● **Requirement**
Spot every line with the word "Respect" and return it.

● **Material provided**

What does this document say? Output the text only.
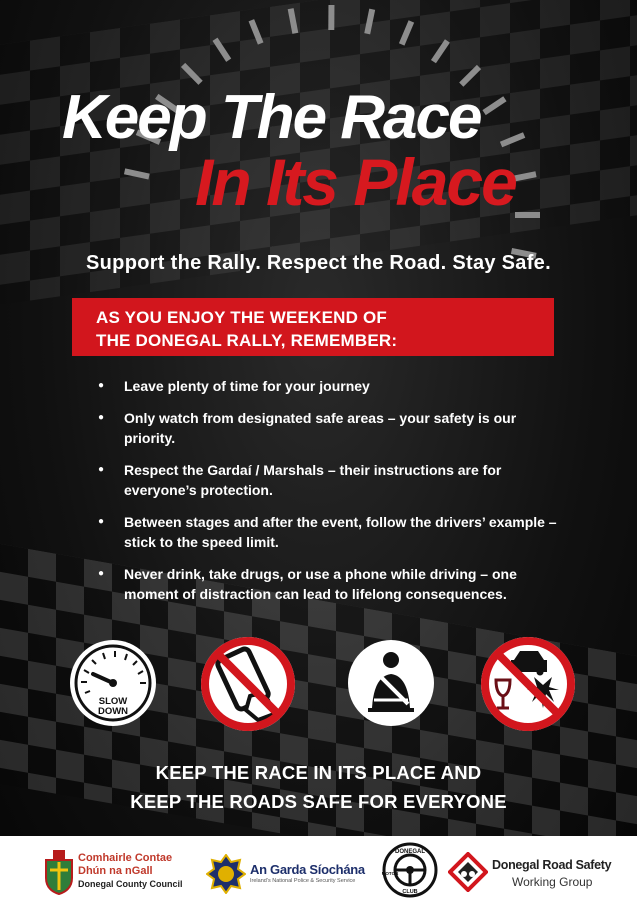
Keep The Race
In Its Place
Support the Rally. Respect the Road. Stay Safe.
AS YOU ENJOY THE WEEKEND OF
THE DONEGAL RALLY, REMEMBER:
● Leave plenty of time for your journey
● Only watch from designated safe areas – your safety is our priority.
● Respect the Gardaí / Marshals – their instructions are for everyone’s protection.
● Between stages and after the event, follow the drivers’ example – stick to the speed limit.
● Never drink, take drugs, or use a phone while driving – one moment of distraction can lead to lifelong consequences.
SLOW
DOWN
KEEP THE RACE IN ITS PLACE AND
KEEP THE ROADS SAFE FOR EVERYONE
Comhairle Contae
Dhún na nGall
Donegal County Council
An Garda Síochána
Ireland’s National Police & Security Service
DONEGAL
MOTOR
CLUB
Donegal Road Safety
Working Group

● **Task answer**
Support the Rally. Respect the Road. Stay Safe.
● Respect the Gardaí / Marshals – their instructions are for everyone’s protection.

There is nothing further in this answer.